Which lines contain the word "result"? Return each of them as written.

--------------------

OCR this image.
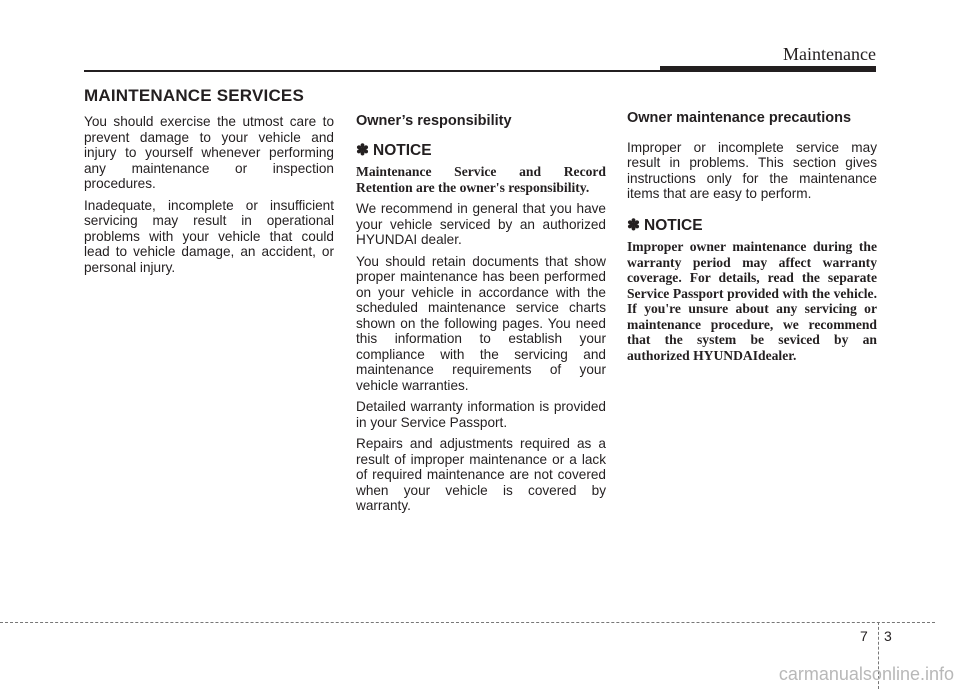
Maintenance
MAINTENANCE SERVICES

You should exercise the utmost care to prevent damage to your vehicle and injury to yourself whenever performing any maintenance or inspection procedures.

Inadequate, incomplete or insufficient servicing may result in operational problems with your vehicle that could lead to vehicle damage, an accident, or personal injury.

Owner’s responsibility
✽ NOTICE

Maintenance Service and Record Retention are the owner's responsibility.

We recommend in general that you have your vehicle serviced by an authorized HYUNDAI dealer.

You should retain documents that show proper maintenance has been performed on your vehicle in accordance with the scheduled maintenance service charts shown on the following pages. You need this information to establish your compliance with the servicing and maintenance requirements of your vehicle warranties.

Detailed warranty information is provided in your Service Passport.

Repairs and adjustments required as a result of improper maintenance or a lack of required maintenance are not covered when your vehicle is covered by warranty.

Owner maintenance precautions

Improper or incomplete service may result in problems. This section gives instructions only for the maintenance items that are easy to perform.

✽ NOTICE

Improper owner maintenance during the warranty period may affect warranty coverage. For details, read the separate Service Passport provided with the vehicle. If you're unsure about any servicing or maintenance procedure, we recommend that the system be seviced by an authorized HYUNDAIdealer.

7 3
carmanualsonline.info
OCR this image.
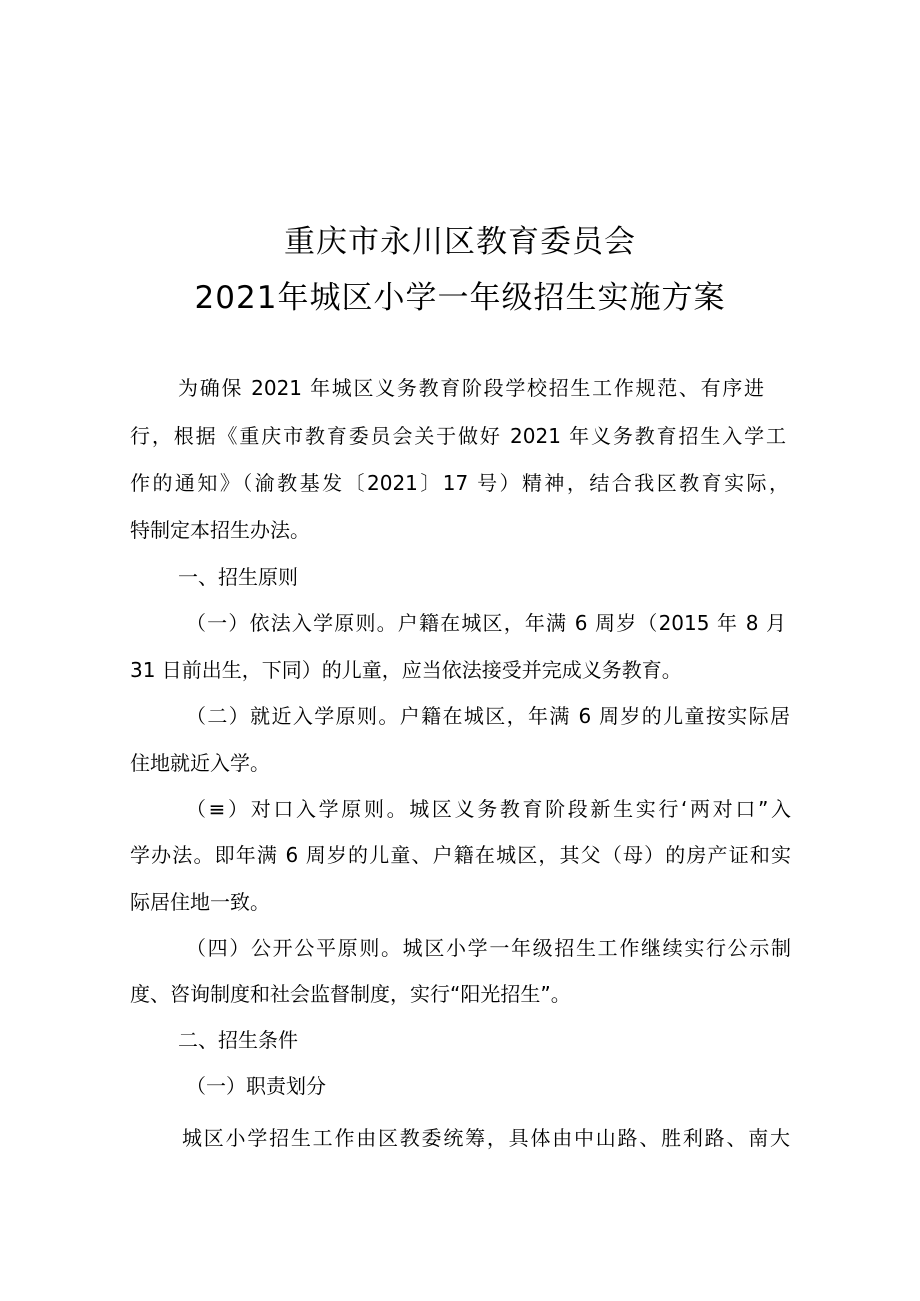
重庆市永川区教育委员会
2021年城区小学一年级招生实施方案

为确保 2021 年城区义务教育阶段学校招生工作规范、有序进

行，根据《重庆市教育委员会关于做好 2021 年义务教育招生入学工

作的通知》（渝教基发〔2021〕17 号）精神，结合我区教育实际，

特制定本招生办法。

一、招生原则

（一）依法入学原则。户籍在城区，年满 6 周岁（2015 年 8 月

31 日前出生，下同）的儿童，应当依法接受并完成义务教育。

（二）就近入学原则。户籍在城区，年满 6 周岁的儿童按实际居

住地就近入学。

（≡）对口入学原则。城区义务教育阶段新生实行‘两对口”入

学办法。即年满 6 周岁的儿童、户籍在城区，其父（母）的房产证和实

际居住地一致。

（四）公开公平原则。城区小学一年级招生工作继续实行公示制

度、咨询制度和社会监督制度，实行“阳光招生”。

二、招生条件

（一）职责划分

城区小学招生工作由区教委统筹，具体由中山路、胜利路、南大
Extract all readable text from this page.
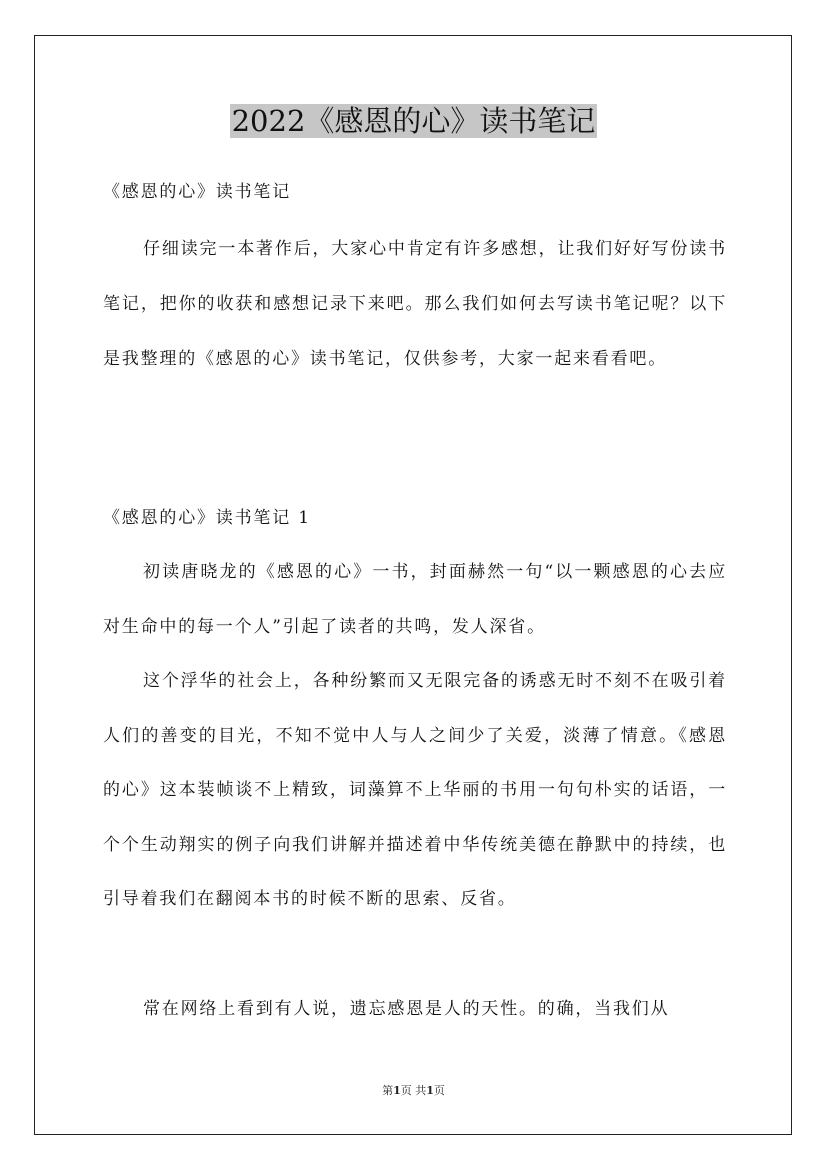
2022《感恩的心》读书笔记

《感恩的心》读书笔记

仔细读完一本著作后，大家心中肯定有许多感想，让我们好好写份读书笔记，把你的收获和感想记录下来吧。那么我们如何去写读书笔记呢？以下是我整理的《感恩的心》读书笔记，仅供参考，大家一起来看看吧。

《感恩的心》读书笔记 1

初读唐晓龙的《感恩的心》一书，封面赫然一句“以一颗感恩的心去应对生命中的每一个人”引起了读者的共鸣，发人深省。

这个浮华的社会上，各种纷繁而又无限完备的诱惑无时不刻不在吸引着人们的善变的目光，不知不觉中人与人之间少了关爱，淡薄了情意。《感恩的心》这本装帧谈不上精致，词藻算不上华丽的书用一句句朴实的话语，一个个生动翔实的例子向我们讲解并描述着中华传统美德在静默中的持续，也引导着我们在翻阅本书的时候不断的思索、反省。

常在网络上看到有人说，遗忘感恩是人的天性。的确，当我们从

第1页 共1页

--------------------

THE COMPLETED TASK:
Inadequate, incomplete or insufficient servicing may result in operational problems with your vehicle that could lead to vehicle damage, an accident, or personal injury.
Repairs and adjustments required as a result of improper maintenance or a lack of required maintenance are not covered when your vehicle is covered by warranty.
Improper or incomplete service may result in problems. This section gives instructions only for the maintenance items that are easy to perform.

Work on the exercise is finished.